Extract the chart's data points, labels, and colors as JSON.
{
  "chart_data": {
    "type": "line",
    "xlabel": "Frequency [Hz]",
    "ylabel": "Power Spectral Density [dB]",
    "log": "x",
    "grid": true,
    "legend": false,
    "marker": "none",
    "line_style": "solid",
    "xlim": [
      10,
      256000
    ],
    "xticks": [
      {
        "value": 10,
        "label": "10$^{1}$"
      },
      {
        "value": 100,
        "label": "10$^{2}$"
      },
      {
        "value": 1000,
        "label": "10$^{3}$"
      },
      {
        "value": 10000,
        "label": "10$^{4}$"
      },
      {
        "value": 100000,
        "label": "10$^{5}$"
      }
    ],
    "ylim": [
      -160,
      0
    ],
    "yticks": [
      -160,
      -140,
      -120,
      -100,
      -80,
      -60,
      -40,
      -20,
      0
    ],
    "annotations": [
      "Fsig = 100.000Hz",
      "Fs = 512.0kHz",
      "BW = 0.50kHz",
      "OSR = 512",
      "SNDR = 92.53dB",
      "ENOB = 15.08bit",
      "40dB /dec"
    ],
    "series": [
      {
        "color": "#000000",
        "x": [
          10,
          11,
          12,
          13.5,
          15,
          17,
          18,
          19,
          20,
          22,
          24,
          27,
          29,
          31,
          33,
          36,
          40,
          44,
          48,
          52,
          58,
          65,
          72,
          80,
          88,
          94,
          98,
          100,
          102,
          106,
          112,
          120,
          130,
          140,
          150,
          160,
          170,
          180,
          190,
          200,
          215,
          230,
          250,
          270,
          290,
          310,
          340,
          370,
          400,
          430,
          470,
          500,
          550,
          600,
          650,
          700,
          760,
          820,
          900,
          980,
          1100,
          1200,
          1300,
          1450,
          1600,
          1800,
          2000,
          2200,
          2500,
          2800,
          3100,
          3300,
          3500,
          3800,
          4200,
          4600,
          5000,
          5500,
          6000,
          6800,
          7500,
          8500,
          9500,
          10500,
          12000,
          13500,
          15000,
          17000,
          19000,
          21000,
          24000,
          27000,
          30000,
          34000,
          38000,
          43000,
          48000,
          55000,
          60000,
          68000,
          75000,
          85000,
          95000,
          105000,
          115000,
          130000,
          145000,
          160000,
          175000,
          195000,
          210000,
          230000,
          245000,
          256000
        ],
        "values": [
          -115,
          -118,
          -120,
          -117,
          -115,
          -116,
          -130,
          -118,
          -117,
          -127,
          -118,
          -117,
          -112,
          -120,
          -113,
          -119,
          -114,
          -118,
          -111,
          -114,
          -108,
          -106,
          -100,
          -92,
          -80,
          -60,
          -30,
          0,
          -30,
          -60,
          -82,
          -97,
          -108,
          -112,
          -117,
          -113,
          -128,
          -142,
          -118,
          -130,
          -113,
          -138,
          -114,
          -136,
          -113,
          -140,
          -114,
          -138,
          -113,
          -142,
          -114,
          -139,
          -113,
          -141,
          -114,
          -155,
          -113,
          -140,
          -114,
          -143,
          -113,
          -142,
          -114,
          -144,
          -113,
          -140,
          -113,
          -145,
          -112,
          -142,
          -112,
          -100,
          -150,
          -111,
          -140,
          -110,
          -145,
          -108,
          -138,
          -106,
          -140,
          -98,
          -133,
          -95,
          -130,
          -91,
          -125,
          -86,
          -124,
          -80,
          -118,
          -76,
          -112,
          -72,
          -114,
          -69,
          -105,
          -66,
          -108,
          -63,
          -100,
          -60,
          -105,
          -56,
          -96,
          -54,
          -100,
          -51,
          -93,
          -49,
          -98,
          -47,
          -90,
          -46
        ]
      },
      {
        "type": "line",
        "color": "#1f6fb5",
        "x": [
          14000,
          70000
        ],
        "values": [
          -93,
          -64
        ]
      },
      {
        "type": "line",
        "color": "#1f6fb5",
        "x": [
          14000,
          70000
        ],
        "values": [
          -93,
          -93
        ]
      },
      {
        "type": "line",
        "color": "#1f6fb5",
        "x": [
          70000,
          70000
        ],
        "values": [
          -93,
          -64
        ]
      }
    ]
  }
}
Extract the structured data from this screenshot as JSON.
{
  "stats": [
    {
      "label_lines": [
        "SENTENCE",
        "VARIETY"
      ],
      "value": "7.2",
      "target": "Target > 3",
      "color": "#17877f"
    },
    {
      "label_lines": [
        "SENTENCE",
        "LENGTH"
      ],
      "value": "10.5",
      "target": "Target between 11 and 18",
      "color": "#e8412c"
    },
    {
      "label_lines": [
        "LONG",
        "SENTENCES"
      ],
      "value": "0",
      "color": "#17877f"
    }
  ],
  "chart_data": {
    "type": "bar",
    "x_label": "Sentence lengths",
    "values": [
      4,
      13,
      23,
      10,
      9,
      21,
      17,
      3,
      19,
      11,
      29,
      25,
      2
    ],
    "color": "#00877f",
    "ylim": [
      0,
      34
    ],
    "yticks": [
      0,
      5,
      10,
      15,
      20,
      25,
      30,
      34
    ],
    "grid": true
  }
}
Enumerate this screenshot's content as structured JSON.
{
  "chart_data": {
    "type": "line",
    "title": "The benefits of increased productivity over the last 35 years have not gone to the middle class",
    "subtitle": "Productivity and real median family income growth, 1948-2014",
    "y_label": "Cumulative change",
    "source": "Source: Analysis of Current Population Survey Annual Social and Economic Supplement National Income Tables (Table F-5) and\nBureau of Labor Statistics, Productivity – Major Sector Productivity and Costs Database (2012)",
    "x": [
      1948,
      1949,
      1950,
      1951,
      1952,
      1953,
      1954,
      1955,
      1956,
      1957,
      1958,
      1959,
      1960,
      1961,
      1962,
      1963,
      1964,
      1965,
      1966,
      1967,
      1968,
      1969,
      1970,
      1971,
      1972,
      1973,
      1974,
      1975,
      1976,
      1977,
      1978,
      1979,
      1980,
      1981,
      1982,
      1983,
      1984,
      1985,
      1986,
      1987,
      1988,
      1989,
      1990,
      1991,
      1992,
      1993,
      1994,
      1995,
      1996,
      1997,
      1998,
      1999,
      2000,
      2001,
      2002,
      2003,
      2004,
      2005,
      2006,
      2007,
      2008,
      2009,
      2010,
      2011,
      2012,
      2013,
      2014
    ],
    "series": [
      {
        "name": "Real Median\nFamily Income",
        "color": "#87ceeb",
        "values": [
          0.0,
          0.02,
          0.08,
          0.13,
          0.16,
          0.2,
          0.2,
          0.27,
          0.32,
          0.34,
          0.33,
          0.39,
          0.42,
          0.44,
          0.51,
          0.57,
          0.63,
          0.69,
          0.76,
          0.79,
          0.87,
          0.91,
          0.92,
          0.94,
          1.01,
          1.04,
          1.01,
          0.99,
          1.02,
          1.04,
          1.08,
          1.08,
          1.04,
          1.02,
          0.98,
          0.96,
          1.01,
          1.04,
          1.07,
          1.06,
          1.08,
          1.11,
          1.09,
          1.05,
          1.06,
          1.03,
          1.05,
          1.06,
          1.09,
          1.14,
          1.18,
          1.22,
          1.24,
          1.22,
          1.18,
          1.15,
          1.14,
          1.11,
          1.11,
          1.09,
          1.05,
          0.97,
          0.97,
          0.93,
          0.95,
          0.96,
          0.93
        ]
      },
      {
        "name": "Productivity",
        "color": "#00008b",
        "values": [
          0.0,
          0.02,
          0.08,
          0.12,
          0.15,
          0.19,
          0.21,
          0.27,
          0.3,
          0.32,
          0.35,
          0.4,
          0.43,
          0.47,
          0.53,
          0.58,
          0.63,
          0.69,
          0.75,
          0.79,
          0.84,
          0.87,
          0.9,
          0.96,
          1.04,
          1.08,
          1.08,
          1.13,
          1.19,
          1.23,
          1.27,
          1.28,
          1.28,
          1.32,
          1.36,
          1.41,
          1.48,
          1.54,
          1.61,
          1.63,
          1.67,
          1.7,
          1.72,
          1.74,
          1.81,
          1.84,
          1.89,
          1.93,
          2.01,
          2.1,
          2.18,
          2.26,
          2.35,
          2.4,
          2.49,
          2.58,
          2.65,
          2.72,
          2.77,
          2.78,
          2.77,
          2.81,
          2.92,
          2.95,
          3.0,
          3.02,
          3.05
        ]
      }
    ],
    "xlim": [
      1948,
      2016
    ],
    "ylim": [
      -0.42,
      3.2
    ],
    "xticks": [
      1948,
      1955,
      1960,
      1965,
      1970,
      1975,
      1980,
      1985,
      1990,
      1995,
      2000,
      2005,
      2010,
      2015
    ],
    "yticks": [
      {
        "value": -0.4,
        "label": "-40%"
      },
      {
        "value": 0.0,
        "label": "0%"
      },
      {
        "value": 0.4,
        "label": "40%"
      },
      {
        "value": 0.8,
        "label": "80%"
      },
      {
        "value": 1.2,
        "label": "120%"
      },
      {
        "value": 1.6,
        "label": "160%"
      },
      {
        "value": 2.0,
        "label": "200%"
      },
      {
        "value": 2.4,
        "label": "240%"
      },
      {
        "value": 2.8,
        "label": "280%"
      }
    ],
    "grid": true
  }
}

#### [Task objective]
Show every line from the listing above in which the string "JSON" appears.

#### [Result of this task]
Extract the chart's data points, labels, and colors as JSON.
Extract the structured data from this screenshot as JSON.
Enumerate this screenshot's content as structured JSON.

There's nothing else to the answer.